• **Stated task**:
Output the material below unchanged, apart from leaving out the pictures.

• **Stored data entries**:
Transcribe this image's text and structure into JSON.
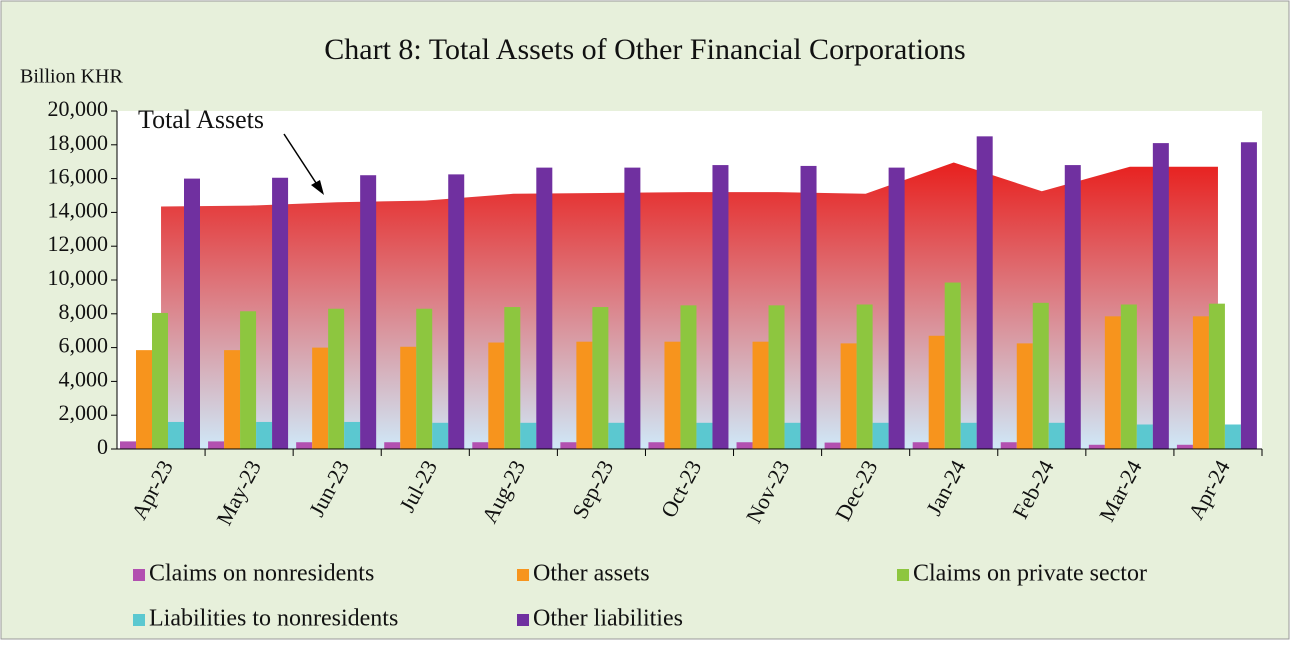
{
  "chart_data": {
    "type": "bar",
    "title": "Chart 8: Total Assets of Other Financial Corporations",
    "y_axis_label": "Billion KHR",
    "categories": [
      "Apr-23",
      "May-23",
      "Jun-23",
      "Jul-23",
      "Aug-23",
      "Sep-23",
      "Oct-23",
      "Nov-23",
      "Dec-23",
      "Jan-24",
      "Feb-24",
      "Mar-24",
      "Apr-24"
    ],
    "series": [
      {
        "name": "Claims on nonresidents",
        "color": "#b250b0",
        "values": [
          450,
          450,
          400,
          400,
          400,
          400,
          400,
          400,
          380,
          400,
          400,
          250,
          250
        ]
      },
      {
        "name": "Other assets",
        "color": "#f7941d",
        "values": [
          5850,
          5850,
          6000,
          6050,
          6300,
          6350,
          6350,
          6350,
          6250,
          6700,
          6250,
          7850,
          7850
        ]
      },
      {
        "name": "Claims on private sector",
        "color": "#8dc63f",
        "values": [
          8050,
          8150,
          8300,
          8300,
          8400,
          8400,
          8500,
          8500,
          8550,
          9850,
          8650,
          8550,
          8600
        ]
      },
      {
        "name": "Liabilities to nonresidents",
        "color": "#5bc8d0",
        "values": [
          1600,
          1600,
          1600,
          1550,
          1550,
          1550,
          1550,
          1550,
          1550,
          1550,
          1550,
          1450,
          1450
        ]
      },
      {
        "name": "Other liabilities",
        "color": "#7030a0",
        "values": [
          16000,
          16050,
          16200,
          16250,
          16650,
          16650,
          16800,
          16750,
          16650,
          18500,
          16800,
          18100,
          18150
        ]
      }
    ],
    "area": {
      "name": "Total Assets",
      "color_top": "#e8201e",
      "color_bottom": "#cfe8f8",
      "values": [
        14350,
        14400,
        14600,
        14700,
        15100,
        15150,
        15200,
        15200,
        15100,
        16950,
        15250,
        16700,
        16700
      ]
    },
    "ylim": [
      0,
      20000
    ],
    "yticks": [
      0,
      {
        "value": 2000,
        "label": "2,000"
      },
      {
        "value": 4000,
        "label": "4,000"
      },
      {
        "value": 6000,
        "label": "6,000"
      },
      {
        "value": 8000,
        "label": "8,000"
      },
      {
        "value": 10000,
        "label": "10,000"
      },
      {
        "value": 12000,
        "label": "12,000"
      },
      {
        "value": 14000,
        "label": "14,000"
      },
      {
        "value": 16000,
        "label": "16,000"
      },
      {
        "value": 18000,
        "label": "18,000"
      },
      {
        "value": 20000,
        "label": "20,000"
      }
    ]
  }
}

• **The solution**:
Transcribe this image's text and structure into JSON.
{
  "chart_data": {
    "type": "bar",
    "title": "Chart 8: Total Assets of Other Financial Corporations",
    "y_axis_label": "Billion KHR",
    "categories": [
      "Apr-23",
      "May-23",
      "Jun-23",
      "Jul-23",
      "Aug-23",
      "Sep-23",
      "Oct-23",
      "Nov-23",
      "Dec-23",
      "Jan-24",
      "Feb-24",
      "Mar-24",
      "Apr-24"
    ],
    "series": [
      {
        "name": "Claims on nonresidents",
        "color": "#b250b0",
        "values": [
          450,
          450,
          400,
          400,
          400,
          400,
          400,
          400,
          380,
          400,
          400,
          250,
          250
        ]
      },
      {
        "name": "Other assets",
        "color": "#f7941d",
        "values": [
          5850,
          5850,
          6000,
          6050,
          6300,
          6350,
          6350,
          6350,
          6250,
          6700,
          6250,
          7850,
          7850
        ]
      },
      {
        "name": "Claims on private sector",
        "color": "#8dc63f",
        "values": [
          8050,
          8150,
          8300,
          8300,
          8400,
          8400,
          8500,
          8500,
          8550,
          9850,
          8650,
          8550,
          8600
        ]
      },
      {
        "name": "Liabilities to nonresidents",
        "color": "#5bc8d0",
        "values": [
          1600,
          1600,
          1600,
          1550,
          1550,
          1550,
          1550,
          1550,
          1550,
          1550,
          1550,
          1450,
          1450
        ]
      },
      {
        "name": "Other liabilities",
        "color": "#7030a0",
        "values": [
          16000,
          16050,
          16200,
          16250,
          16650,
          16650,
          16800,
          16750,
          16650,
          18500,
          16800,
          18100,
          18150
        ]
      }
    ],
    "area": {
      "name": "Total Assets",
      "color_top": "#e8201e",
      "color_bottom": "#cfe8f8",
      "values": [
        14350,
        14400,
        14600,
        14700,
        15100,
        15150,
        15200,
        15200,
        15100,
        16950,
        15250,
        16700,
        16700
      ]
    },
    "ylim": [
      0,
      20000
    ],
    "yticks": [
      0,
      {
        "value": 2000,
        "label": "2,000"
      },
      {
        "value": 4000,
        "label": "4,000"
      },
      {
        "value": 6000,
        "label": "6,000"
      },
      {
        "value": 8000,
        "label": "8,000"
      },
      {
        "value": 10000,
        "label": "10,000"
      },
      {
        "value": 12000,
        "label": "12,000"
      },
      {
        "value": 14000,
        "label": "14,000"
      },
      {
        "value": 16000,
        "label": "16,000"
      },
      {
        "value": 18000,
        "label": "18,000"
      },
      {
        "value": 20000,
        "label": "20,000"
      }
    ]
  }
}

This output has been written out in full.